**Objective**: Search the entries below. Return every line that has "Teaching" in it.

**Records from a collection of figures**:

● ● ● ● ●

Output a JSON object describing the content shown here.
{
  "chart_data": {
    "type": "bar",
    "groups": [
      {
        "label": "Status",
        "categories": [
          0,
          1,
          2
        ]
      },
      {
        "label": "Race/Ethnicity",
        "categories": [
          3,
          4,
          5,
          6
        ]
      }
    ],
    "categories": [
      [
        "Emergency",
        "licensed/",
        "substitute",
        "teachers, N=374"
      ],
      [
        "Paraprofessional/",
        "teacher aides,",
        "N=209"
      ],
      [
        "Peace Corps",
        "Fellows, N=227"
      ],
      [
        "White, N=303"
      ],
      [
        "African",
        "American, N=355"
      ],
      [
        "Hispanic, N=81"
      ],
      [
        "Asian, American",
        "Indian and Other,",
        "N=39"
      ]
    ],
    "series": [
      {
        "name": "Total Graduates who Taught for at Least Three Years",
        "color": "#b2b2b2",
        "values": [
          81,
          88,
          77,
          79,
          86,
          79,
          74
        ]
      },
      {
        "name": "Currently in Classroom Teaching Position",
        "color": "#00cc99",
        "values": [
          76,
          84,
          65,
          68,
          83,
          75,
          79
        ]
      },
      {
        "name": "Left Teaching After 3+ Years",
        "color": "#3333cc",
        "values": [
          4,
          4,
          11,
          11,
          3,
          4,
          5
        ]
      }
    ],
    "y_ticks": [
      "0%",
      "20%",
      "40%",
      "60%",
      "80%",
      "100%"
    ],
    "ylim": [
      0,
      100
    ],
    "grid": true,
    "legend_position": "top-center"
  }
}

● ● ● ● ●

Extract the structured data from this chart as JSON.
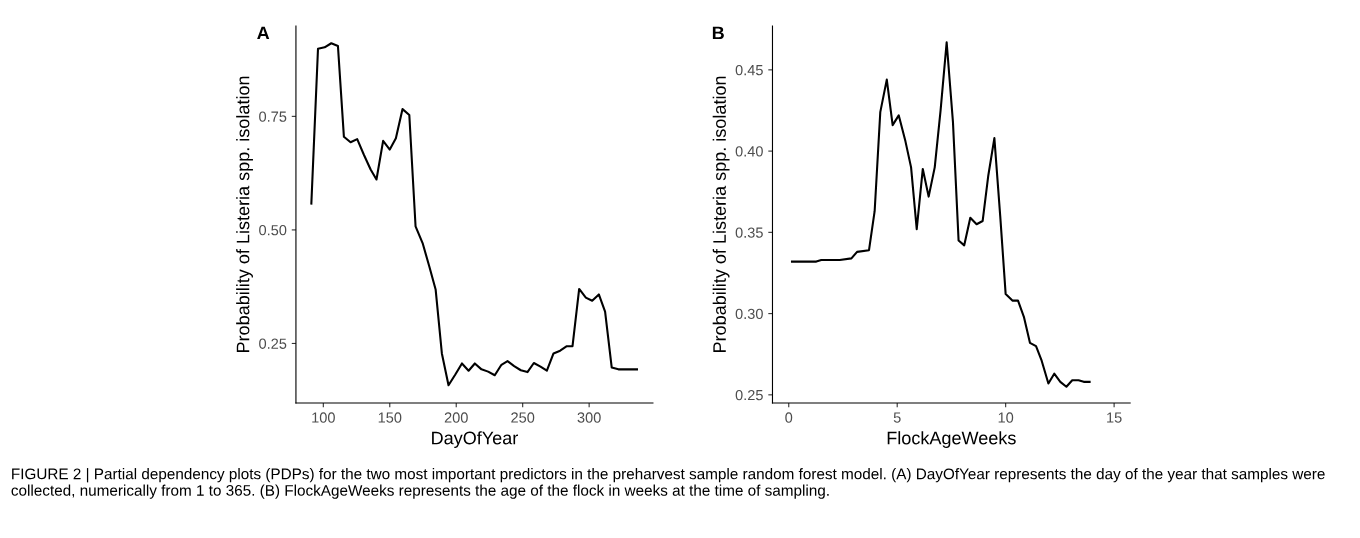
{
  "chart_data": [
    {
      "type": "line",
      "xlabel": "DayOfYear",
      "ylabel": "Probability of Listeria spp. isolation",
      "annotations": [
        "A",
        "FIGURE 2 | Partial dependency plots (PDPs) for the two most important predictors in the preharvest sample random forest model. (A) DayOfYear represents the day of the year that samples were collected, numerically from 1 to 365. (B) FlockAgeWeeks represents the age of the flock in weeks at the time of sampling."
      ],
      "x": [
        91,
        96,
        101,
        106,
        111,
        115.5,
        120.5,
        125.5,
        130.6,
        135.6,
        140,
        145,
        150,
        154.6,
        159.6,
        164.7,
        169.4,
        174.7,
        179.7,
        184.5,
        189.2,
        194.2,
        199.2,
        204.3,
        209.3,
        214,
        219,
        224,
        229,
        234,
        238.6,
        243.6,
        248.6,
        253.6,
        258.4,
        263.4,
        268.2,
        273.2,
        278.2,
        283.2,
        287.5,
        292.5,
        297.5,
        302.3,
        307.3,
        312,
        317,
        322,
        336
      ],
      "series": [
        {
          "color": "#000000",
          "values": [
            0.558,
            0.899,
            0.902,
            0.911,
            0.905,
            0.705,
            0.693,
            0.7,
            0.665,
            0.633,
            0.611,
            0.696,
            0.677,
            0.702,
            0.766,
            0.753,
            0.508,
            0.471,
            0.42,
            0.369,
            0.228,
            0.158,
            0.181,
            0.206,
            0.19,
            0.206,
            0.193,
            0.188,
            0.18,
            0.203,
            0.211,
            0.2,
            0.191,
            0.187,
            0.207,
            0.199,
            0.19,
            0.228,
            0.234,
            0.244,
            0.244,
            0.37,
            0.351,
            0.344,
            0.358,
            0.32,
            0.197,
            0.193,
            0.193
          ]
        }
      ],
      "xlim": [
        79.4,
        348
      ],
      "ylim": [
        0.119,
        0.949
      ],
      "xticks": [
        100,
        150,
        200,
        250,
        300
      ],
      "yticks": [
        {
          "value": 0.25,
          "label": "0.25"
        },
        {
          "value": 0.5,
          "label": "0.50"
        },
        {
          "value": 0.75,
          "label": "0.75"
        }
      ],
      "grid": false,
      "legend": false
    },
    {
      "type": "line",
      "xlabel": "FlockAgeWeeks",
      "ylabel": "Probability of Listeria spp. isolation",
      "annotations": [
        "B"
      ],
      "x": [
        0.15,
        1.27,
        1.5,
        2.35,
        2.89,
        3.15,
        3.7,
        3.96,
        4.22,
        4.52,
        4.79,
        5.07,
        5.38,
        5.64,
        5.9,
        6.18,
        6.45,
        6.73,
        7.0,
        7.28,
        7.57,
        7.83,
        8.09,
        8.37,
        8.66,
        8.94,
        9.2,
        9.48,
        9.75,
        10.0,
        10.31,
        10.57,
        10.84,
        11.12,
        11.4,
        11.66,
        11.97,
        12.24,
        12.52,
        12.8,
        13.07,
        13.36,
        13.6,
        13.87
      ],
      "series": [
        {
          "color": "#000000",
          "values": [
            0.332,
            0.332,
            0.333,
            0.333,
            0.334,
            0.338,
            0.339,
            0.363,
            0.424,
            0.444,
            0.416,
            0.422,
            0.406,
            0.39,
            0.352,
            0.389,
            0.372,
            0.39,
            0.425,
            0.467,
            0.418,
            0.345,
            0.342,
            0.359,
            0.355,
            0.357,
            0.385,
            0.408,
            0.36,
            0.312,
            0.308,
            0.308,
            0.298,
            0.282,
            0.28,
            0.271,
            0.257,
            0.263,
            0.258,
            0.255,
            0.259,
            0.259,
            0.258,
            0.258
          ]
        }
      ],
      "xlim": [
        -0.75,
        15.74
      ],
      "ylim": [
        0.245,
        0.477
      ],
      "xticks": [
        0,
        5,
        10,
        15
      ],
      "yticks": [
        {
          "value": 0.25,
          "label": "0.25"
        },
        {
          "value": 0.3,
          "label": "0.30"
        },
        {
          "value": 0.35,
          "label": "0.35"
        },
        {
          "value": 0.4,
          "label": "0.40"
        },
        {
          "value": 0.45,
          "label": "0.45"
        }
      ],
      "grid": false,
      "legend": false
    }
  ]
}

● ● ● ● ●

**Output for this task**:
        "name": "Currently in Classroom Teaching Position",
        "name": "Left Teaching After 3+ Years",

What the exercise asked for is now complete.